*Records:*
----
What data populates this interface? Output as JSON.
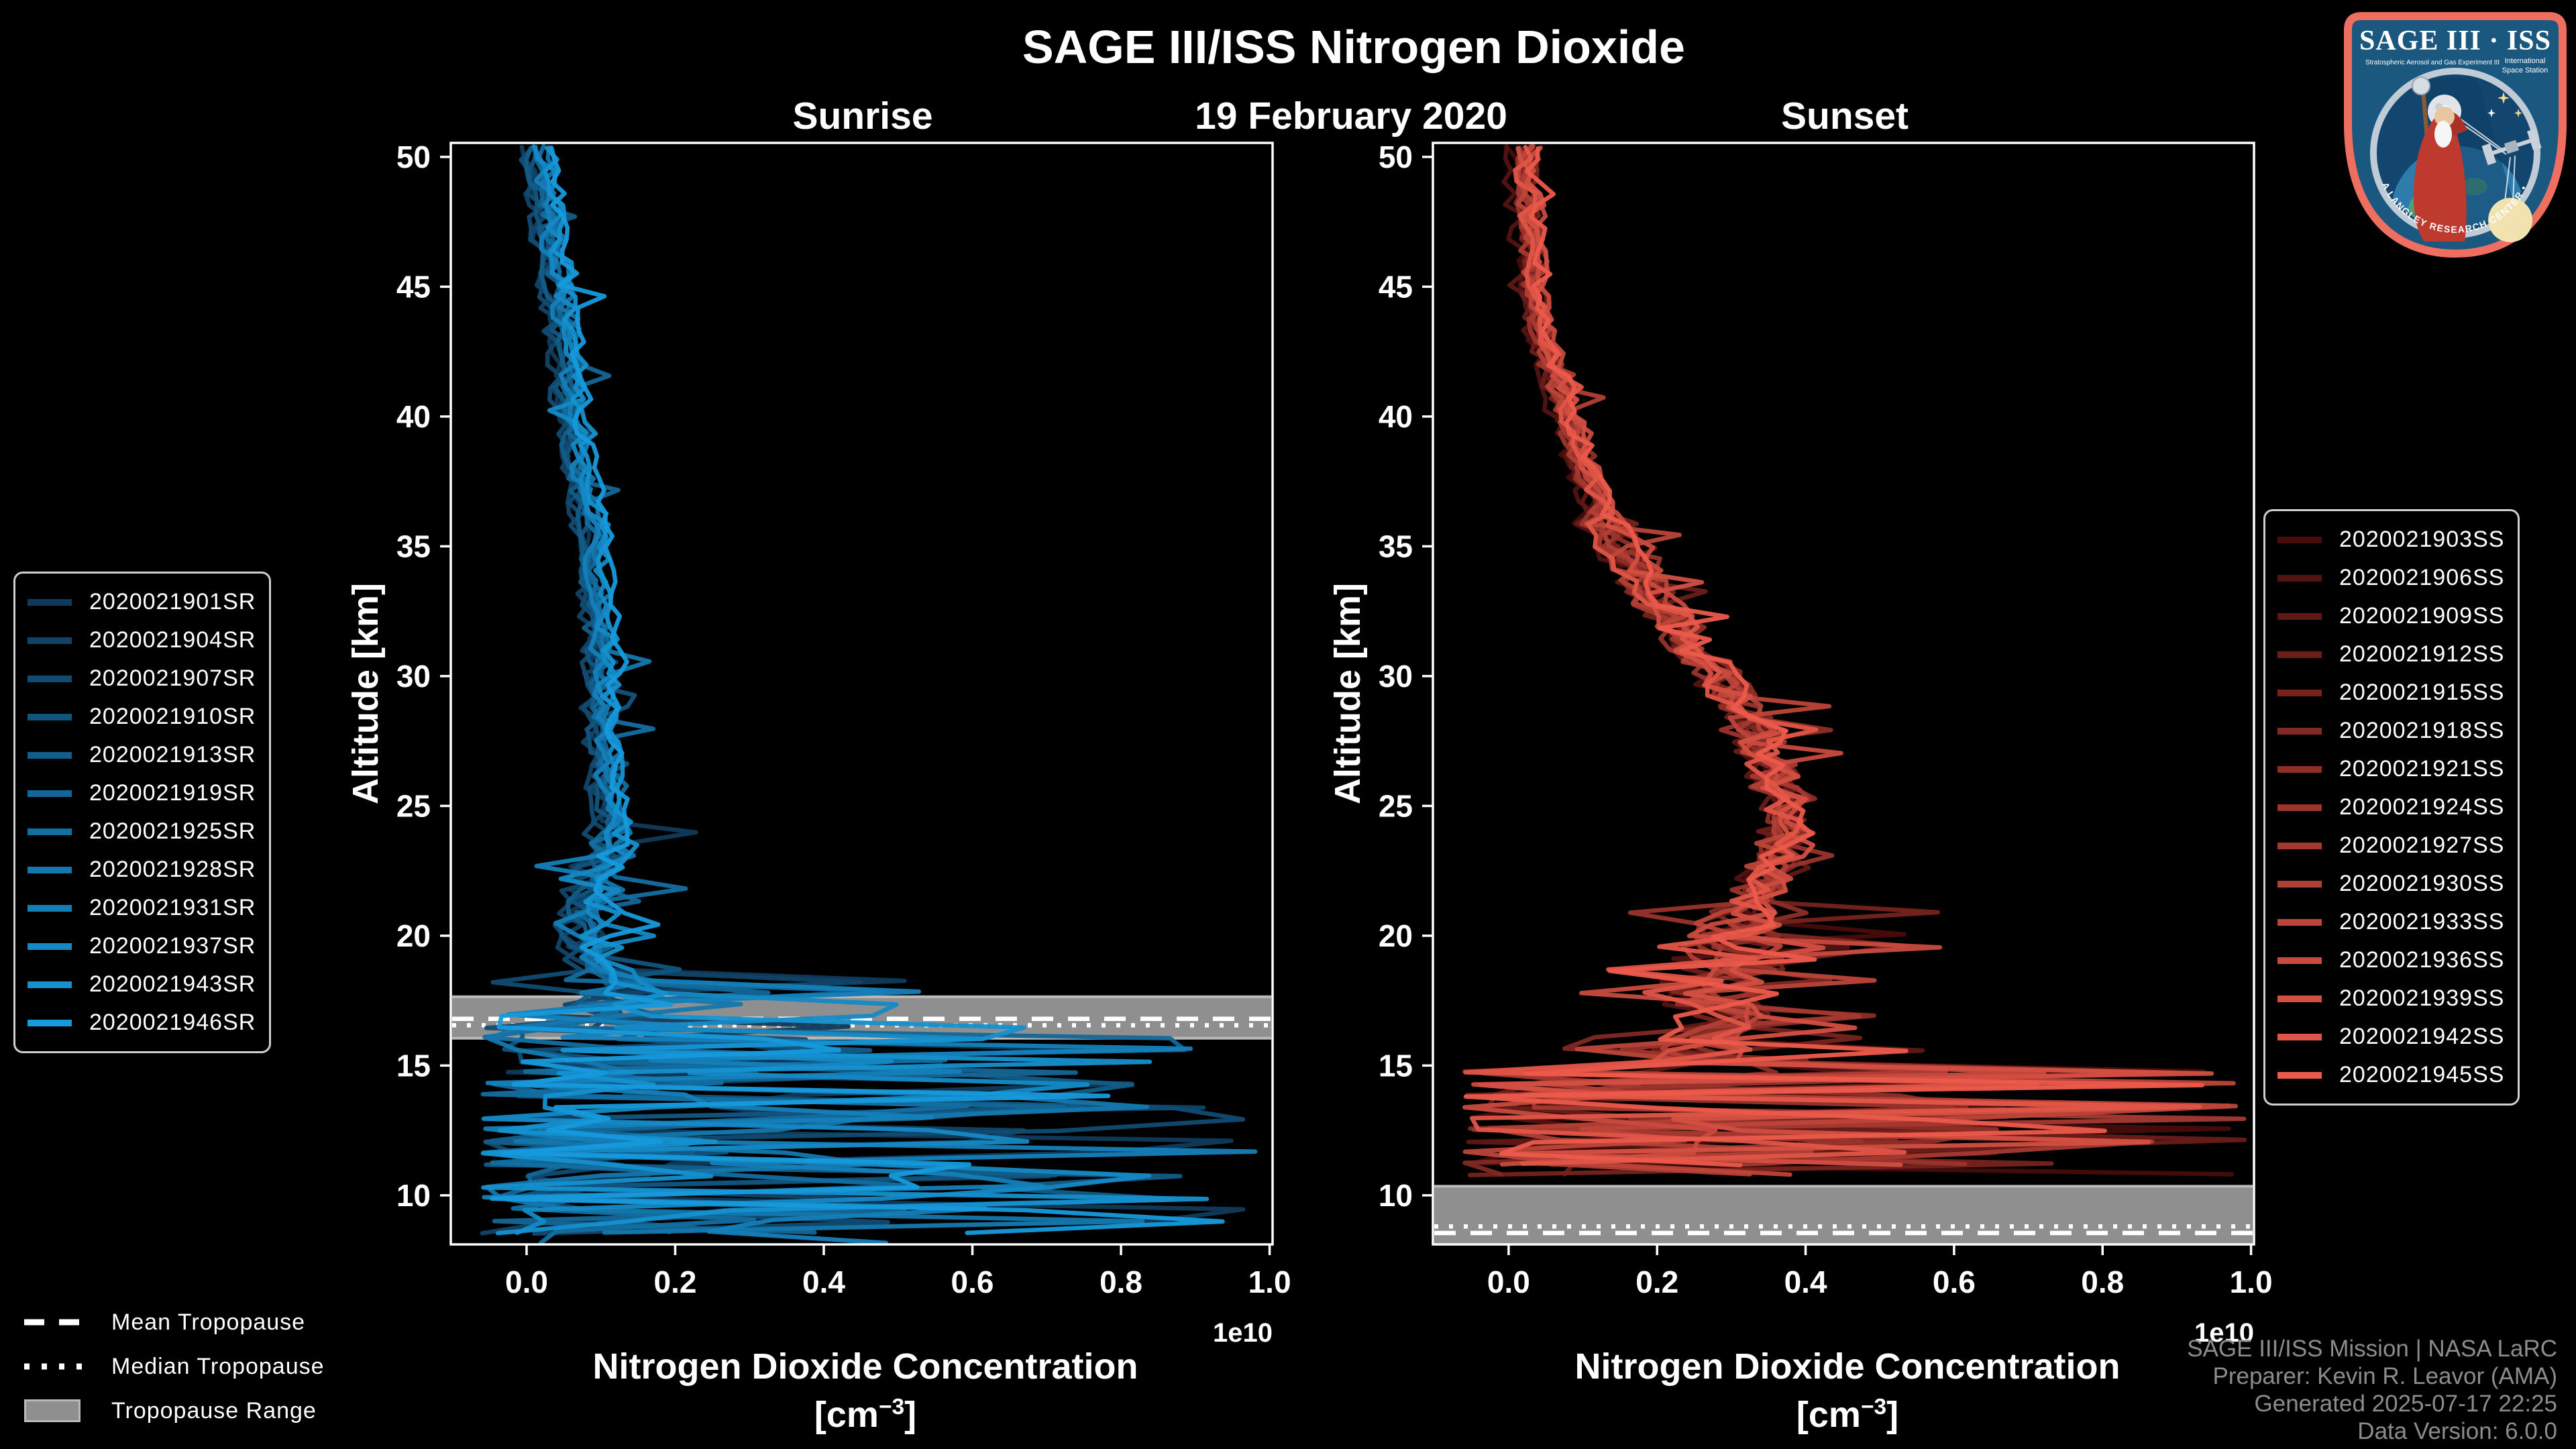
{
  "title": "SAGE III/ISS Nitrogen Dioxide",
  "date_label": "19 February 2020",
  "panel_titles": {
    "sunrise": "Sunrise",
    "sunset": "Sunset"
  },
  "axes": {
    "x_label": "Nitrogen Dioxide Concentration",
    "x_unit_prefix": "[cm",
    "x_unit_sup": "−3",
    "x_unit_suffix": "]",
    "x_offset_text": "1e10",
    "y_label": "Altitude [km]",
    "x_ticks": [
      "0.0",
      "0.2",
      "0.4",
      "0.6",
      "0.8",
      "1.0"
    ],
    "y_ticks": [
      "10",
      "15",
      "20",
      "25",
      "30",
      "35",
      "40",
      "45",
      "50"
    ]
  },
  "chart_data": [
    {
      "type": "line",
      "panel": "sunrise",
      "title": "Sunrise",
      "xlabel": "Nitrogen Dioxide Concentration [cm^-3] (x 1e10)",
      "ylabel": "Altitude [km]",
      "xlim_1e10": [
        -0.102,
        1.004
      ],
      "ylim_km": [
        8.1,
        50.5
      ],
      "grid": false,
      "legend_position": "outside-left",
      "color_start": "#103a5b",
      "color_end": "#169adc",
      "series": [
        {
          "name": "2020021901SR"
        },
        {
          "name": "2020021904SR"
        },
        {
          "name": "2020021907SR"
        },
        {
          "name": "2020021910SR"
        },
        {
          "name": "2020021913SR"
        },
        {
          "name": "2020021919SR"
        },
        {
          "name": "2020021925SR"
        },
        {
          "name": "2020021928SR"
        },
        {
          "name": "2020021931SR"
        },
        {
          "name": "2020021937SR"
        },
        {
          "name": "2020021943SR"
        },
        {
          "name": "2020021946SR"
        }
      ],
      "representation": "12 noisy vertical profiles scattered around mean_profile; large horizontal excursions (0 to 1.0e10) below ~16.5 km",
      "mean_profile": [
        [
          50.5,
          0.012
        ],
        [
          48,
          0.025
        ],
        [
          46,
          0.034
        ],
        [
          44,
          0.045
        ],
        [
          42,
          0.055
        ],
        [
          40,
          0.058
        ],
        [
          38,
          0.07
        ],
        [
          36,
          0.085
        ],
        [
          34,
          0.09
        ],
        [
          32,
          0.095
        ],
        [
          30,
          0.098
        ],
        [
          28,
          0.1
        ],
        [
          26,
          0.105
        ],
        [
          24,
          0.115
        ],
        [
          22,
          0.09
        ],
        [
          20,
          0.08
        ],
        [
          19,
          0.095
        ],
        [
          18,
          0.11
        ],
        [
          17,
          0.13
        ],
        [
          16,
          0.18
        ],
        [
          15,
          0.22
        ],
        [
          14,
          0.25
        ],
        [
          12,
          0.25
        ],
        [
          10,
          0.26
        ],
        [
          8.2,
          0.25
        ]
      ],
      "alt_stop_km": 8.15,
      "noise_bands": [
        {
          "alt_max": 51,
          "alt_min": 24,
          "amp": 0.013,
          "spike_p": 0.05,
          "spike_amp": 0.06
        },
        {
          "alt_max": 24,
          "alt_min": 18.5,
          "amp": 0.032,
          "spike_p": 0.12,
          "spike_amp": 0.13
        },
        {
          "alt_max": 18.5,
          "alt_min": 16.6,
          "amp": 0.06,
          "spike_p": 0.3,
          "spike_amp": 0.42
        },
        {
          "alt_max": 16.6,
          "alt_min": 7,
          "mode": "chaos",
          "max": 1.0
        }
      ],
      "tropopause": {
        "mean_km": 16.8,
        "median_km": 16.55,
        "range_km": [
          16.0,
          17.7
        ]
      }
    },
    {
      "type": "line",
      "panel": "sunset",
      "title": "Sunset",
      "xlabel": "Nitrogen Dioxide Concentration [cm^-3] (x 1e10)",
      "ylabel": "Altitude [km]",
      "xlim_1e10": [
        -0.102,
        1.004
      ],
      "ylim_km": [
        8.1,
        50.5
      ],
      "grid": false,
      "legend_position": "outside-right",
      "color_start": "#470d0c",
      "color_end": "#ec5a4b",
      "series": [
        {
          "name": "2020021903SS"
        },
        {
          "name": "2020021906SS"
        },
        {
          "name": "2020021909SS"
        },
        {
          "name": "2020021912SS"
        },
        {
          "name": "2020021915SS"
        },
        {
          "name": "2020021918SS"
        },
        {
          "name": "2020021921SS"
        },
        {
          "name": "2020021924SS"
        },
        {
          "name": "2020021927SS"
        },
        {
          "name": "2020021930SS"
        },
        {
          "name": "2020021933SS"
        },
        {
          "name": "2020021936SS"
        },
        {
          "name": "2020021939SS"
        },
        {
          "name": "2020021942SS"
        },
        {
          "name": "2020021945SS"
        }
      ],
      "representation": "15 noisy vertical profiles with stratospheric bulge near 25 km (~0.38e10); large horizontal excursions (0 to 1.0e10) below ~15 km",
      "mean_profile": [
        [
          50.5,
          0.02
        ],
        [
          48,
          0.025
        ],
        [
          46,
          0.03
        ],
        [
          44,
          0.04
        ],
        [
          42,
          0.055
        ],
        [
          40,
          0.08
        ],
        [
          38,
          0.1
        ],
        [
          36,
          0.13
        ],
        [
          34,
          0.17
        ],
        [
          32,
          0.22
        ],
        [
          30,
          0.28
        ],
        [
          28,
          0.33
        ],
        [
          26,
          0.36
        ],
        [
          25,
          0.375
        ],
        [
          24,
          0.37
        ],
        [
          23,
          0.36
        ],
        [
          22,
          0.34
        ],
        [
          21,
          0.33
        ],
        [
          20,
          0.3
        ],
        [
          19,
          0.3
        ],
        [
          18,
          0.28
        ],
        [
          17,
          0.28
        ],
        [
          16,
          0.26
        ],
        [
          15,
          0.25
        ],
        [
          13,
          0.28
        ],
        [
          11,
          0.3
        ],
        [
          10.8,
          0.28
        ]
      ],
      "alt_stop_km": 10.78,
      "noise_bands": [
        {
          "alt_max": 51,
          "alt_min": 36,
          "amp": 0.015,
          "spike_p": 0.05,
          "spike_amp": 0.05
        },
        {
          "alt_max": 36,
          "alt_min": 21,
          "amp": 0.035,
          "spike_p": 0.06,
          "spike_amp": 0.1
        },
        {
          "alt_max": 21,
          "alt_min": 15,
          "amp": 0.07,
          "spike_p": 0.25,
          "spike_amp": 0.32
        },
        {
          "alt_max": 15,
          "alt_min": 10.5,
          "mode": "chaos",
          "max": 1.0
        }
      ],
      "tropopause": {
        "mean_km": 8.55,
        "median_km": 8.8,
        "range_km": [
          8.15,
          10.4
        ]
      }
    }
  ],
  "tropopause_legend": [
    {
      "label": "Mean Tropopause",
      "style": "dashed"
    },
    {
      "label": "Median Tropopause",
      "style": "dotted"
    },
    {
      "label": "Tropopause Range",
      "style": "patch"
    }
  ],
  "attribution": [
    "SAGE III/ISS Mission | NASA LaRC",
    "Preparer: Kevin R. Leavor (AMA)",
    "Generated 2025-07-17 22:25",
    "Data Version: 6.0.0"
  ],
  "logo": {
    "line1": "SAGE III · ISS",
    "sub_left": "Stratospheric Aerosol and Gas Experiment III",
    "sub_right1": "International",
    "sub_right2": "Space Station",
    "ring_text": "BALL • NASA LANGLEY RESEARCH CENTER • TAS-I • ESA"
  },
  "colors": {
    "background": "#000000",
    "text": "#ffffff",
    "muted_text": "#8c8c8c",
    "tropopause_band": "#8f8f8f",
    "tropopause_band_edge": "#b9b9b9",
    "legend_border": "#cfcfcf",
    "logo_border": "#ee6e5f",
    "logo_navy": "#1b5880"
  }
}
----
*Exercise goal:* Gather every line from the listing above in which the word "below" appears.

*Task result:*
      "representation": "12 noisy vertical profiles scattered around mean_profile; large horizontal excursions (0 to 1.0e10) below ~16.5 km",
      "representation": "15 noisy vertical profiles with stratospheric bulge near 25 km (~0.38e10); large horizontal excursions (0 to 1.0e10) below ~15 km",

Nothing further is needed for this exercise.